--- Begin ---

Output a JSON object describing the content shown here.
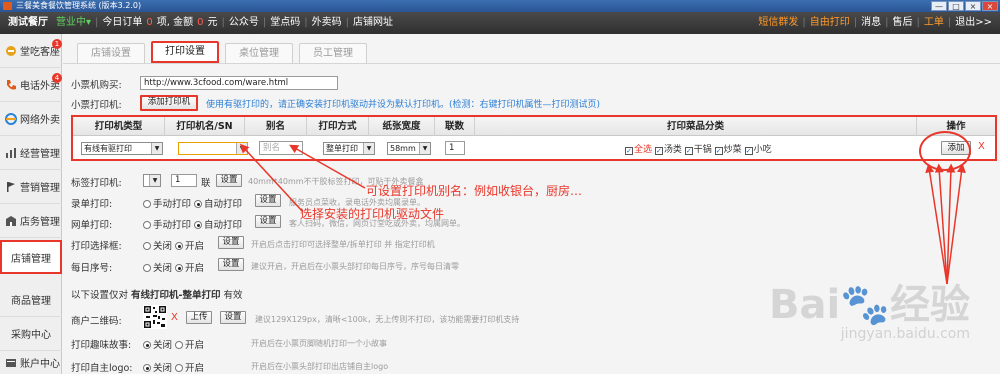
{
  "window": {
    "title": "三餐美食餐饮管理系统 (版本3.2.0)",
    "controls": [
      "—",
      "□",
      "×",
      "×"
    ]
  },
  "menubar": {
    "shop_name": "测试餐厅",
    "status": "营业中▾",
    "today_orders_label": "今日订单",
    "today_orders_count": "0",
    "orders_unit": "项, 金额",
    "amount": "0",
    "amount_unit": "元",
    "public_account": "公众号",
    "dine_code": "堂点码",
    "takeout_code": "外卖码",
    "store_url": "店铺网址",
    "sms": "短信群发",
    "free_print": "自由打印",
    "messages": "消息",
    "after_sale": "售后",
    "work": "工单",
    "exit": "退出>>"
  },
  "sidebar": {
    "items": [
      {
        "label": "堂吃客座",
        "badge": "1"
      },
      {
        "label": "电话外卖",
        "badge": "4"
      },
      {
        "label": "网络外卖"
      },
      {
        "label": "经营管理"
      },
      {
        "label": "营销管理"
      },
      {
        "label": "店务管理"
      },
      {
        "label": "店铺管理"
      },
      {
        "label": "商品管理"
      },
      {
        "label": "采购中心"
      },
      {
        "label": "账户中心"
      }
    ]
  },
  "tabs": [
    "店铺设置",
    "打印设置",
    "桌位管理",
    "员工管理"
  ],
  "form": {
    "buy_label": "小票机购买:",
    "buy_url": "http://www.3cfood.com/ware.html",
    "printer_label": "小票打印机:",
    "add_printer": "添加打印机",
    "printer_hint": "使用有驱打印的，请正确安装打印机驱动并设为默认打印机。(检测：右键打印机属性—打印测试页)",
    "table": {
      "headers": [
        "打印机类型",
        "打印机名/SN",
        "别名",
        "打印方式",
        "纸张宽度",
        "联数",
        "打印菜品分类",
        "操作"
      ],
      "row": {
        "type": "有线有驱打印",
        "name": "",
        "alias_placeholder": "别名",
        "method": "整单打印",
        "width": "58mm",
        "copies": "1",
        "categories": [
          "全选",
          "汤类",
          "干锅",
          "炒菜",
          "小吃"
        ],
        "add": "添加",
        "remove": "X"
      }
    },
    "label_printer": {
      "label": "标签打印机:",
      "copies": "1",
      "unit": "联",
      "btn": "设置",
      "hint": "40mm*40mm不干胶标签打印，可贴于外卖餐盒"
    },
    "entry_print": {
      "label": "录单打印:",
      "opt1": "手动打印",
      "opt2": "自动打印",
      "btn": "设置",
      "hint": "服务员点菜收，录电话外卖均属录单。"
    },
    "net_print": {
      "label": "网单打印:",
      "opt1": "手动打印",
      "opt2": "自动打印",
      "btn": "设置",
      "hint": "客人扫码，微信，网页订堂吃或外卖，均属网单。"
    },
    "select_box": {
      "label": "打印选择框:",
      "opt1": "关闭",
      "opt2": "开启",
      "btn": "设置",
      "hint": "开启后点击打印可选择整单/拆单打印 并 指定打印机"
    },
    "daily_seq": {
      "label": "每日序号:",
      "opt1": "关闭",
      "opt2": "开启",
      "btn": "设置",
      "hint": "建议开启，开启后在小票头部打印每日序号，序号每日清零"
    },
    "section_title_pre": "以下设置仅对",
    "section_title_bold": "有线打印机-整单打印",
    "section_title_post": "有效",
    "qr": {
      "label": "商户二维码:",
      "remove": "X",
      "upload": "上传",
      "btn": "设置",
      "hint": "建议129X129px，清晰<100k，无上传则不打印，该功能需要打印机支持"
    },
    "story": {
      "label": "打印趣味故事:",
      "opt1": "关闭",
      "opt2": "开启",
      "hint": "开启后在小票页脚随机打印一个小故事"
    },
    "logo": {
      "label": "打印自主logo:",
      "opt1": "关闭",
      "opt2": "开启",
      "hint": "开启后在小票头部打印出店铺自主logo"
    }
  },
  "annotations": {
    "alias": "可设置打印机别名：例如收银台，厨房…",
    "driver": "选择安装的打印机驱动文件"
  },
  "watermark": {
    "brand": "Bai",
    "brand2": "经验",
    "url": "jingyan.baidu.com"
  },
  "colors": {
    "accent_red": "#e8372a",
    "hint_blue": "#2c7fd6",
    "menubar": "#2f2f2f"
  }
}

--- End ---
--- Begin ---

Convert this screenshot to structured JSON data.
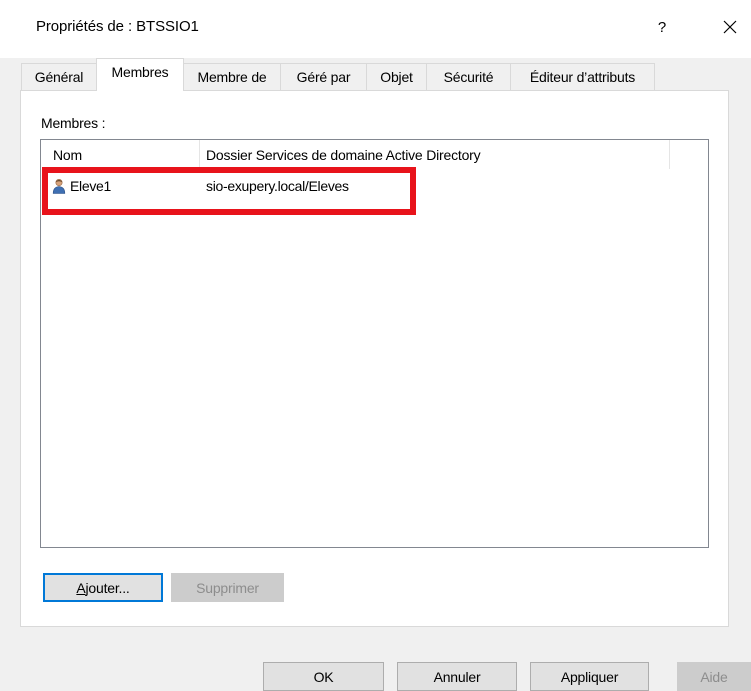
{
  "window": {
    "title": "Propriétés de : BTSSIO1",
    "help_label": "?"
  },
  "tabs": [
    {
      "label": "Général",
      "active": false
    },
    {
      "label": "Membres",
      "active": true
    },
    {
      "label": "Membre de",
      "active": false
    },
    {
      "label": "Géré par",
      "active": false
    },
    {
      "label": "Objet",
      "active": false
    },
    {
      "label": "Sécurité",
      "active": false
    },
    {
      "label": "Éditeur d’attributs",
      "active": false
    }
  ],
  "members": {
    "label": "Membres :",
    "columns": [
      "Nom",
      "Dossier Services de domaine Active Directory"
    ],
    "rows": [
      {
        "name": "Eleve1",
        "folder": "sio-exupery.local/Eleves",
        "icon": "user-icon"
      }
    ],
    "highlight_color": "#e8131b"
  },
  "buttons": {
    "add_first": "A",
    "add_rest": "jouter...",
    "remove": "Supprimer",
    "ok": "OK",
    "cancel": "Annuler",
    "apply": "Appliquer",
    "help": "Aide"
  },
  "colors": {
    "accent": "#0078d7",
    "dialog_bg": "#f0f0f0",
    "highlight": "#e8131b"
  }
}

--- End ---
--- Begin ---

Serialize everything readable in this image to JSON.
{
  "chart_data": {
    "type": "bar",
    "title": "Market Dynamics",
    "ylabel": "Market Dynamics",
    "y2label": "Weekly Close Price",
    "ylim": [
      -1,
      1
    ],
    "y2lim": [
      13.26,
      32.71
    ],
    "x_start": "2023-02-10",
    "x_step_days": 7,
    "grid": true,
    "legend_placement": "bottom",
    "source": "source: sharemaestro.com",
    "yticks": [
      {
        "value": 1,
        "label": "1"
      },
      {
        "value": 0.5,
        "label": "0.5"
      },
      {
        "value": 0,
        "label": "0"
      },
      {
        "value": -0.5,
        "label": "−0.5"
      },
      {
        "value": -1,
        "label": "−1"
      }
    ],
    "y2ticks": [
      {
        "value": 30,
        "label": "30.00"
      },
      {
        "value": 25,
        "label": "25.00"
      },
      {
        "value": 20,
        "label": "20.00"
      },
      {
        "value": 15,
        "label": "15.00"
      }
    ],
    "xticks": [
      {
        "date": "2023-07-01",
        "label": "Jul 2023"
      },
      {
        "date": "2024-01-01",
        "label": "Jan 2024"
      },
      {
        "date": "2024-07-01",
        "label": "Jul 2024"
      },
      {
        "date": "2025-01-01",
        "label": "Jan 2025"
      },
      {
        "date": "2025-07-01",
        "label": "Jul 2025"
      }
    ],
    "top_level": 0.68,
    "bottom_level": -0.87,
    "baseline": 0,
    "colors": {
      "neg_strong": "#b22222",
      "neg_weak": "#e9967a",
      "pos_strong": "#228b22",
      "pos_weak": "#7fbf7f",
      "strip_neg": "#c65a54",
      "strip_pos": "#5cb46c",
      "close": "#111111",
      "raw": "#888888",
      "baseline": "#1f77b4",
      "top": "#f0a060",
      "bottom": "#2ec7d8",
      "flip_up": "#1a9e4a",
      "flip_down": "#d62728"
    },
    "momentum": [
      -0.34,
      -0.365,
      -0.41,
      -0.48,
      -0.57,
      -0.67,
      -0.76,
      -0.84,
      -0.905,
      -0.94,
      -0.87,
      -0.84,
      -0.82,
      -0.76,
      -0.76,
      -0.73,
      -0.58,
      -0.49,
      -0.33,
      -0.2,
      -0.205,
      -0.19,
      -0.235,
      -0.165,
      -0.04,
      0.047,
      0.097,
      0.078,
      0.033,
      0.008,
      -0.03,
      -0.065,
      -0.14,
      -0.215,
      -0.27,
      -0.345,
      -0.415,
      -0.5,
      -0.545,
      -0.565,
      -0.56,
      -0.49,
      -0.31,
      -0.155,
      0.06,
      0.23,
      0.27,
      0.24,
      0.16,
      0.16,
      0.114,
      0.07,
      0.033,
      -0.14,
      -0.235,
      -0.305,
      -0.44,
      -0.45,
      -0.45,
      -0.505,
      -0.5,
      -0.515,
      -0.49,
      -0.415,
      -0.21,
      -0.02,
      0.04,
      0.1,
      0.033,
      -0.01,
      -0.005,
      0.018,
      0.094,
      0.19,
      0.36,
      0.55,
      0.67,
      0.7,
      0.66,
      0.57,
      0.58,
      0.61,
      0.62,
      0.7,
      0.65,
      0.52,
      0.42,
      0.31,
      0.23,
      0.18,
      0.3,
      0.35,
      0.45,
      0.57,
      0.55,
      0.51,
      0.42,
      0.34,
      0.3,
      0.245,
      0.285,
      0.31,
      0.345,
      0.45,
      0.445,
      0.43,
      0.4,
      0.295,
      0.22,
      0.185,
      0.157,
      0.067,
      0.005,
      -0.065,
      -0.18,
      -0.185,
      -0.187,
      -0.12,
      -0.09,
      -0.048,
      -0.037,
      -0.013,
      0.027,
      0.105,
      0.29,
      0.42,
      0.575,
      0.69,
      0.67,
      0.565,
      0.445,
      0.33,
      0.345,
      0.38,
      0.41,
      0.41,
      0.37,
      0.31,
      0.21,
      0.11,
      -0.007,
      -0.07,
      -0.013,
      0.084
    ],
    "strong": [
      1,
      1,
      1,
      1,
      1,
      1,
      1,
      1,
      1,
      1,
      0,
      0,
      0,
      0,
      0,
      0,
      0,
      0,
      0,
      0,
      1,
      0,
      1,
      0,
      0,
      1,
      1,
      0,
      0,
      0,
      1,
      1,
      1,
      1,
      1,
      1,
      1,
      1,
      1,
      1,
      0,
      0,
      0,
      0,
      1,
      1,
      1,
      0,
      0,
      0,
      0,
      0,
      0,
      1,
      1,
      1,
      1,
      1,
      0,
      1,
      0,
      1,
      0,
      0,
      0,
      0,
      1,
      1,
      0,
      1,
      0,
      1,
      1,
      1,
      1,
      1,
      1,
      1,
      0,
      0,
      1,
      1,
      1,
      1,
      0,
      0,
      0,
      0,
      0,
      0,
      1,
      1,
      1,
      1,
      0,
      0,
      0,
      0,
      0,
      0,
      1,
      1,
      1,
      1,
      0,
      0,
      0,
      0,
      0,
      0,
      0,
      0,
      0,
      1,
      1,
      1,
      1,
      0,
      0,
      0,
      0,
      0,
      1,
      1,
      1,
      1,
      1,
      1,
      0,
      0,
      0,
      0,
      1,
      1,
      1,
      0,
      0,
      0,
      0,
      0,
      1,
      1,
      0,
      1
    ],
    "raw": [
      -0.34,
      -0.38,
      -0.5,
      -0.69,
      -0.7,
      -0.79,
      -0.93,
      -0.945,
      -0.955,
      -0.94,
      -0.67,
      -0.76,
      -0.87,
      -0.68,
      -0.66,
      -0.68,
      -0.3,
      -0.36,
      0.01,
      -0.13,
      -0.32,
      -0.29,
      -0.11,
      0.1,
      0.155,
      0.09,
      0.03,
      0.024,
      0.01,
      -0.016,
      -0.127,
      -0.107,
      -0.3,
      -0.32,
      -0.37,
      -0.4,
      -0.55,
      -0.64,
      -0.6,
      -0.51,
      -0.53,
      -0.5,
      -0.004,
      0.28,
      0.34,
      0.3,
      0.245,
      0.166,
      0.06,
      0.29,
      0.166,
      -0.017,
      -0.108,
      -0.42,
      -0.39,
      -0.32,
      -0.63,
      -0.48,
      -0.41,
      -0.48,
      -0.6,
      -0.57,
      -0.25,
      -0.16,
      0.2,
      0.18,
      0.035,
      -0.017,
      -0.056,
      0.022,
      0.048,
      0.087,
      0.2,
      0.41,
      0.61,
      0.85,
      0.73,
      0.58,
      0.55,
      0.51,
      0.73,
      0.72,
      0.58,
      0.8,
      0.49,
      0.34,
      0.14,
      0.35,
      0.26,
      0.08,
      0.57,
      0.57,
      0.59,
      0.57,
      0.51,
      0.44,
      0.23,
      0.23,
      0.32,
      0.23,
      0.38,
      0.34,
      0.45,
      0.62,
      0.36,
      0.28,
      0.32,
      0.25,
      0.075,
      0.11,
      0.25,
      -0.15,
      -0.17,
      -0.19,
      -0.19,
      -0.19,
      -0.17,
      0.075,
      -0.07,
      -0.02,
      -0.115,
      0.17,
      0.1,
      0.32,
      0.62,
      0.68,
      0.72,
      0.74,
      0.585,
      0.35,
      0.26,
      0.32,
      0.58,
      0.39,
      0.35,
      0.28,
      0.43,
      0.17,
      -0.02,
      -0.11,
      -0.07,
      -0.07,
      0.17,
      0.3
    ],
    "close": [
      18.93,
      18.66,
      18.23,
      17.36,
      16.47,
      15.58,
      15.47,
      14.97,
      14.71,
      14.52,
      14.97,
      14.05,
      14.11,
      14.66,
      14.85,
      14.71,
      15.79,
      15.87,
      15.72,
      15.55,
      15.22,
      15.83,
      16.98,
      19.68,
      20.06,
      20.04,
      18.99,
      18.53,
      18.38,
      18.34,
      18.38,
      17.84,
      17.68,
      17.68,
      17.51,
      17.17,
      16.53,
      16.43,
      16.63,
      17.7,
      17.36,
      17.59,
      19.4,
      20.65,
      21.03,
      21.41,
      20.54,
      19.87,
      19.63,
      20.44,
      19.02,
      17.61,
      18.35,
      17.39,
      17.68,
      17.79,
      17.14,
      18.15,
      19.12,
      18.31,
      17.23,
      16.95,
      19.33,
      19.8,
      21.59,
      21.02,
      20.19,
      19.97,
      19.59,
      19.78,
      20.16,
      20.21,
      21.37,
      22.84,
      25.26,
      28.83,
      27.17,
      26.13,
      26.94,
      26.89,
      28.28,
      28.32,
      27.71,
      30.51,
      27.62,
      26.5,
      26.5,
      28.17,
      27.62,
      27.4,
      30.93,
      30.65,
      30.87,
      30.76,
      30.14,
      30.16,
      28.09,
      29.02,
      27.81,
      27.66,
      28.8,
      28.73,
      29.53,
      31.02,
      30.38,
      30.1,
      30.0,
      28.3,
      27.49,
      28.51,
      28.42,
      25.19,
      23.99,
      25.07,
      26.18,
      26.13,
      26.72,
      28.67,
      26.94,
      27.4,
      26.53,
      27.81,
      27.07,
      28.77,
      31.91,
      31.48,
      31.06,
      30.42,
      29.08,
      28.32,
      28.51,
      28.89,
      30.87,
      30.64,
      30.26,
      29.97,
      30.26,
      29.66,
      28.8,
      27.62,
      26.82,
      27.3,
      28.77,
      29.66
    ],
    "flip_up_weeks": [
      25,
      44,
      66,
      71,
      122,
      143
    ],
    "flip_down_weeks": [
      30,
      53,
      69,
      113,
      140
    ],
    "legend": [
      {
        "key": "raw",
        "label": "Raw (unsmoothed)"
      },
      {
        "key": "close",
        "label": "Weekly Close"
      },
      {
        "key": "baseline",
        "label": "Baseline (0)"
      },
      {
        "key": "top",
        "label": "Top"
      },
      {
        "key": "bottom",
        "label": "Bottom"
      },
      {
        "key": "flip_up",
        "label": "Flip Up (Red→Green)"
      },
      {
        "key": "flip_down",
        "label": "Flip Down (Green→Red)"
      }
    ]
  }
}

--- End ---

* THE REQUEST
Pull out every line in the material above where "Market" occurs.

* EXERCISE SOLUTION
    "title": "Market Dynamics",
    "ylabel": "Market Dynamics",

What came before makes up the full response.